### Work instructions:
Return the full listing word for word, but drop every picture from it.
─── Extracted records
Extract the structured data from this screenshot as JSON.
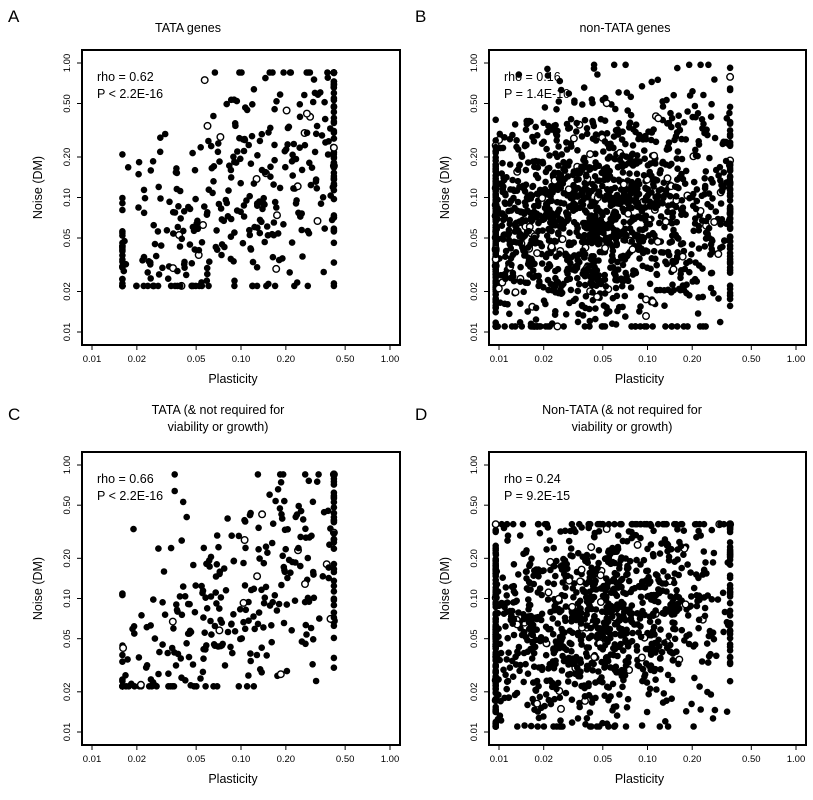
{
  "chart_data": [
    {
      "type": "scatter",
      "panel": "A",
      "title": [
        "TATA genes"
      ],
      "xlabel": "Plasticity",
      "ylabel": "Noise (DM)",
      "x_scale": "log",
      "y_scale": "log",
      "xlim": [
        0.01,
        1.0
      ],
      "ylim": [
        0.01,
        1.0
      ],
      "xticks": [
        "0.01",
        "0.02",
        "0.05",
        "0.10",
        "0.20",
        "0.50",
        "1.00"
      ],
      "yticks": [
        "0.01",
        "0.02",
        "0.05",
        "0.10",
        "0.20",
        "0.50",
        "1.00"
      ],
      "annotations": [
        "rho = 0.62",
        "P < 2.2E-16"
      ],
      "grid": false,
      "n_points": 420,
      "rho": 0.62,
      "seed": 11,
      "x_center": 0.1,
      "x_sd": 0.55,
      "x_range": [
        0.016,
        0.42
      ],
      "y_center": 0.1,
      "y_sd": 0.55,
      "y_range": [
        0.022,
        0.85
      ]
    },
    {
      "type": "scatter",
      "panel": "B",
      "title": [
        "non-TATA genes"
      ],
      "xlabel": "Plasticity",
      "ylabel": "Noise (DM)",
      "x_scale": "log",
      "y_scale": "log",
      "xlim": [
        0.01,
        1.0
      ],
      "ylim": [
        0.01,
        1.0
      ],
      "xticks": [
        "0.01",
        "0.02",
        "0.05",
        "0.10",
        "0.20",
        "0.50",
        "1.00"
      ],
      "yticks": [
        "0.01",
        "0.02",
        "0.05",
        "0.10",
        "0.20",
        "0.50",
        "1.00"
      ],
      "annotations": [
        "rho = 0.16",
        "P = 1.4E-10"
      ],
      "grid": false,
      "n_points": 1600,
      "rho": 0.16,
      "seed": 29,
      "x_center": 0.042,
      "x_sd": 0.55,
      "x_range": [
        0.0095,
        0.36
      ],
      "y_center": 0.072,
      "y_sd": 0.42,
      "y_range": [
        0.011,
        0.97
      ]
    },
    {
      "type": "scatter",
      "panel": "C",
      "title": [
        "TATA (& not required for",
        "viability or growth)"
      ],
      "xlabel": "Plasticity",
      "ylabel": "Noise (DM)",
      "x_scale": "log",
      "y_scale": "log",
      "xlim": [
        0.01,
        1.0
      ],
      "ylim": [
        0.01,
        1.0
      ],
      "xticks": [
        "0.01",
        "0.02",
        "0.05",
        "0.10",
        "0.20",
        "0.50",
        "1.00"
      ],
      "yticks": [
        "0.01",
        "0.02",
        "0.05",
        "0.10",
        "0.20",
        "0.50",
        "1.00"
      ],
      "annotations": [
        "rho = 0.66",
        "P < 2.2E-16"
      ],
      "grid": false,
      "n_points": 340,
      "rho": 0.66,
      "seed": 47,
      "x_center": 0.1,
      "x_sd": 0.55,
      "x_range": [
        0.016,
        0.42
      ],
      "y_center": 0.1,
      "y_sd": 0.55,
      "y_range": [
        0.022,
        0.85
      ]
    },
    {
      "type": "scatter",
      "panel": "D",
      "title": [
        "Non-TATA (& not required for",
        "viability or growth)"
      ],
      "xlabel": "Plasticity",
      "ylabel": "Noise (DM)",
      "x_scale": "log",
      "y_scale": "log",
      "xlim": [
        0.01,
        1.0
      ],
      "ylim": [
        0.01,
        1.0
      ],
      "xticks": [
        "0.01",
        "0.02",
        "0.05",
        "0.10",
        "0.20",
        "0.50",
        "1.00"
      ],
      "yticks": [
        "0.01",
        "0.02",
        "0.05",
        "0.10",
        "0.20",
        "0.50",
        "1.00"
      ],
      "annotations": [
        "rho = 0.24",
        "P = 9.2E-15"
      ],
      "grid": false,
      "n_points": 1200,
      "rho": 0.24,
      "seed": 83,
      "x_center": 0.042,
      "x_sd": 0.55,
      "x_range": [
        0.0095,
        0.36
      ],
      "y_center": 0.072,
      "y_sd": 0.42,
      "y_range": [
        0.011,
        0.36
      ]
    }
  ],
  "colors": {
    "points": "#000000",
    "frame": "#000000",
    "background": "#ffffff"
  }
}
──────
### Your response:
Extract the structured data from this screenshot as JSON.
{
  "chart_data": [
    {
      "type": "scatter",
      "panel": "A",
      "title": [
        "TATA genes"
      ],
      "xlabel": "Plasticity",
      "ylabel": "Noise (DM)",
      "x_scale": "log",
      "y_scale": "log",
      "xlim": [
        0.01,
        1.0
      ],
      "ylim": [
        0.01,
        1.0
      ],
      "xticks": [
        "0.01",
        "0.02",
        "0.05",
        "0.10",
        "0.20",
        "0.50",
        "1.00"
      ],
      "yticks": [
        "0.01",
        "0.02",
        "0.05",
        "0.10",
        "0.20",
        "0.50",
        "1.00"
      ],
      "annotations": [
        "rho = 0.62",
        "P < 2.2E-16"
      ],
      "grid": false,
      "n_points": 420,
      "rho": 0.62,
      "seed": 11,
      "x_center": 0.1,
      "x_sd": 0.55,
      "x_range": [
        0.016,
        0.42
      ],
      "y_center": 0.1,
      "y_sd": 0.55,
      "y_range": [
        0.022,
        0.85
      ]
    },
    {
      "type": "scatter",
      "panel": "B",
      "title": [
        "non-TATA genes"
      ],
      "xlabel": "Plasticity",
      "ylabel": "Noise (DM)",
      "x_scale": "log",
      "y_scale": "log",
      "xlim": [
        0.01,
        1.0
      ],
      "ylim": [
        0.01,
        1.0
      ],
      "xticks": [
        "0.01",
        "0.02",
        "0.05",
        "0.10",
        "0.20",
        "0.50",
        "1.00"
      ],
      "yticks": [
        "0.01",
        "0.02",
        "0.05",
        "0.10",
        "0.20",
        "0.50",
        "1.00"
      ],
      "annotations": [
        "rho = 0.16",
        "P = 1.4E-10"
      ],
      "grid": false,
      "n_points": 1600,
      "rho": 0.16,
      "seed": 29,
      "x_center": 0.042,
      "x_sd": 0.55,
      "x_range": [
        0.0095,
        0.36
      ],
      "y_center": 0.072,
      "y_sd": 0.42,
      "y_range": [
        0.011,
        0.97
      ]
    },
    {
      "type": "scatter",
      "panel": "C",
      "title": [
        "TATA (& not required for",
        "viability or growth)"
      ],
      "xlabel": "Plasticity",
      "ylabel": "Noise (DM)",
      "x_scale": "log",
      "y_scale": "log",
      "xlim": [
        0.01,
        1.0
      ],
      "ylim": [
        0.01,
        1.0
      ],
      "xticks": [
        "0.01",
        "0.02",
        "0.05",
        "0.10",
        "0.20",
        "0.50",
        "1.00"
      ],
      "yticks": [
        "0.01",
        "0.02",
        "0.05",
        "0.10",
        "0.20",
        "0.50",
        "1.00"
      ],
      "annotations": [
        "rho = 0.66",
        "P < 2.2E-16"
      ],
      "grid": false,
      "n_points": 340,
      "rho": 0.66,
      "seed": 47,
      "x_center": 0.1,
      "x_sd": 0.55,
      "x_range": [
        0.016,
        0.42
      ],
      "y_center": 0.1,
      "y_sd": 0.55,
      "y_range": [
        0.022,
        0.85
      ]
    },
    {
      "type": "scatter",
      "panel": "D",
      "title": [
        "Non-TATA (& not required for",
        "viability or growth)"
      ],
      "xlabel": "Plasticity",
      "ylabel": "Noise (DM)",
      "x_scale": "log",
      "y_scale": "log",
      "xlim": [
        0.01,
        1.0
      ],
      "ylim": [
        0.01,
        1.0
      ],
      "xticks": [
        "0.01",
        "0.02",
        "0.05",
        "0.10",
        "0.20",
        "0.50",
        "1.00"
      ],
      "yticks": [
        "0.01",
        "0.02",
        "0.05",
        "0.10",
        "0.20",
        "0.50",
        "1.00"
      ],
      "annotations": [
        "rho = 0.24",
        "P = 9.2E-15"
      ],
      "grid": false,
      "n_points": 1200,
      "rho": 0.24,
      "seed": 83,
      "x_center": 0.042,
      "x_sd": 0.55,
      "x_range": [
        0.0095,
        0.36
      ],
      "y_center": 0.072,
      "y_sd": 0.42,
      "y_range": [
        0.011,
        0.36
      ]
    }
  ],
  "colors": {
    "points": "#000000",
    "frame": "#000000",
    "background": "#ffffff"
  }
}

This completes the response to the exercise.